## DIRECTION
Please copy the data below verbatim, from its first line through the line containing "legend-label: Straight, not", including that line.

## GIVEN DATA

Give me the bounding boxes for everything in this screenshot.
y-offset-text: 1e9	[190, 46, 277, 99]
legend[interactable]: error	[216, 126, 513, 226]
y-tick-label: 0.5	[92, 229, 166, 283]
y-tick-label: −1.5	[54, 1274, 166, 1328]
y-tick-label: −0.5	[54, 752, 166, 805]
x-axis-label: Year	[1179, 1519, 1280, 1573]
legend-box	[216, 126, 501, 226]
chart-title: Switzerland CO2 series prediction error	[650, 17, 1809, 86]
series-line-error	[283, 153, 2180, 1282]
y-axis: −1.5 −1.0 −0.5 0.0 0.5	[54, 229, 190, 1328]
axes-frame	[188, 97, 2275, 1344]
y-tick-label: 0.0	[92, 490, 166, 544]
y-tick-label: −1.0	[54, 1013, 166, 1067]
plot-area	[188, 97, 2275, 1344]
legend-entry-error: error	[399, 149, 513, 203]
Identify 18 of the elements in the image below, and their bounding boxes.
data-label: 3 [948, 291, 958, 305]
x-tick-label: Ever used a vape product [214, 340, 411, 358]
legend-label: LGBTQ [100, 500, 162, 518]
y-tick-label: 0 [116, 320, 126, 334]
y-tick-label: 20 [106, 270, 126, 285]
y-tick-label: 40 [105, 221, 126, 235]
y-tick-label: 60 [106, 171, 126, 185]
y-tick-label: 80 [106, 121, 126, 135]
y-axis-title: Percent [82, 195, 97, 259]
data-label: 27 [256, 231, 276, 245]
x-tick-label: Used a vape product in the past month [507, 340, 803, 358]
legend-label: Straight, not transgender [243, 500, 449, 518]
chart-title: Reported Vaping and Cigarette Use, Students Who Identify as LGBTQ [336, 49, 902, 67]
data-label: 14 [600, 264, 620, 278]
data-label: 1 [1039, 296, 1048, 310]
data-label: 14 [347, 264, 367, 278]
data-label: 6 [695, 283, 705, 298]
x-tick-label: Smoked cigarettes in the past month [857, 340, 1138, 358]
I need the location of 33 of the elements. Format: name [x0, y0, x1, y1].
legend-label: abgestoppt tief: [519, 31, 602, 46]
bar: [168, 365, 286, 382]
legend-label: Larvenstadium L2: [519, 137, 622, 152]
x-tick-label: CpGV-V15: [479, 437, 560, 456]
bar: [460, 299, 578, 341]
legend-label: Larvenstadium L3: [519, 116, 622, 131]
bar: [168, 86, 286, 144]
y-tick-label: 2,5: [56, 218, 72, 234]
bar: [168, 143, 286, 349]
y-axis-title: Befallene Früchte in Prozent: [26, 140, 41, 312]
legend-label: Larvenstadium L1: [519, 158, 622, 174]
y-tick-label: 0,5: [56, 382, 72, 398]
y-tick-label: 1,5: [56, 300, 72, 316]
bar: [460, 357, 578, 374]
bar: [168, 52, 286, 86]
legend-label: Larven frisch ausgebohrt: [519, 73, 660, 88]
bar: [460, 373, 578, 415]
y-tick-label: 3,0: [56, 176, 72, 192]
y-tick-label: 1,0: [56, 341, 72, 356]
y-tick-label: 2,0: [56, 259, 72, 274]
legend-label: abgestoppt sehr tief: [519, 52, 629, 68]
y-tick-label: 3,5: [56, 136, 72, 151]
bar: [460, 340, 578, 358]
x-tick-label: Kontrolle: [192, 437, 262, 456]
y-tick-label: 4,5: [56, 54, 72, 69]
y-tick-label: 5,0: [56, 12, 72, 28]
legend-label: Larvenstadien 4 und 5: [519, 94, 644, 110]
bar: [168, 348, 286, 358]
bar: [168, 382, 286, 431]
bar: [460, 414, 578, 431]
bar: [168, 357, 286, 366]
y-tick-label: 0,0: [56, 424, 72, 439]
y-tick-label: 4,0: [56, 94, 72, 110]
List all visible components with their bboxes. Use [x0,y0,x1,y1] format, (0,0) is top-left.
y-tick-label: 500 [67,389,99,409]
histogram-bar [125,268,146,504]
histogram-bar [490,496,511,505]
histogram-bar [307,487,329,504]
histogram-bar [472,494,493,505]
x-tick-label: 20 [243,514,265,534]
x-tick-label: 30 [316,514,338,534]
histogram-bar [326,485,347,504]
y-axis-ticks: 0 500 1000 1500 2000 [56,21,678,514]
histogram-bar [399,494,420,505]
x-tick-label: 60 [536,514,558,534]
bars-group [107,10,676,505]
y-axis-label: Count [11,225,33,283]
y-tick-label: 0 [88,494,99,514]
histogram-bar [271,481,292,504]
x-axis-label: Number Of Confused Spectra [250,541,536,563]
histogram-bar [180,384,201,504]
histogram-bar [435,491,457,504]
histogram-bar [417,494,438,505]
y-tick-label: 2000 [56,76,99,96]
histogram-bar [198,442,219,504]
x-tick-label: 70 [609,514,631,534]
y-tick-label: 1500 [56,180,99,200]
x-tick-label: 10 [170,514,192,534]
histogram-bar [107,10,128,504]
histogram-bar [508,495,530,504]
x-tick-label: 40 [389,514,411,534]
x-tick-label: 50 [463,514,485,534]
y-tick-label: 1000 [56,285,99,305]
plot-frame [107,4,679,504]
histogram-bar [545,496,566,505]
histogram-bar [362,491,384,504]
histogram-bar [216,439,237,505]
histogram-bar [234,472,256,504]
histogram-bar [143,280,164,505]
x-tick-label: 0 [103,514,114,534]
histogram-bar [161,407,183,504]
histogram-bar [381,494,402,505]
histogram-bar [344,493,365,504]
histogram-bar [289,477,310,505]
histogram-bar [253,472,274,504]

## FINAL RESULT
Give me the bounding boxes for everything in this screenshot.
y-offset-text: 1e9	[190, 46, 277, 99]
legend[interactable]: error	[216, 126, 513, 226]
y-tick-label: 0.5	[92, 229, 166, 283]
y-tick-label: −1.5	[54, 1274, 166, 1328]
y-tick-label: −0.5	[54, 752, 166, 805]
x-axis-label: Year	[1179, 1519, 1280, 1573]
legend-box	[216, 126, 501, 226]
chart-title: Switzerland CO2 series prediction error	[650, 17, 1809, 86]
series-line-error	[283, 153, 2180, 1282]
y-axis: −1.5 −1.0 −0.5 0.0 0.5	[54, 229, 190, 1328]
axes-frame	[188, 97, 2275, 1344]
y-tick-label: 0.0	[92, 490, 166, 544]
y-tick-label: −1.0	[54, 1013, 166, 1067]
plot-area	[188, 97, 2275, 1344]
legend-entry-error: error	[399, 149, 513, 203]
Identify 18 of the elements in the image below, and their bounding boxes.
data-label: 3 [948, 291, 958, 305]
x-tick-label: Ever used a vape product [214, 340, 411, 358]
legend-label: LGBTQ [100, 500, 162, 518]
y-tick-label: 0 [116, 320, 126, 334]
y-tick-label: 20 [106, 270, 126, 285]
y-tick-label: 40 [105, 221, 126, 235]
y-tick-label: 60 [106, 171, 126, 185]
y-tick-label: 80 [106, 121, 126, 135]
y-axis-title: Percent [82, 195, 97, 259]
data-label: 27 [256, 231, 276, 245]
x-tick-label: Used a vape product in the past month [507, 340, 803, 358]
legend-label: Straight, not transgender [243, 500, 449, 518]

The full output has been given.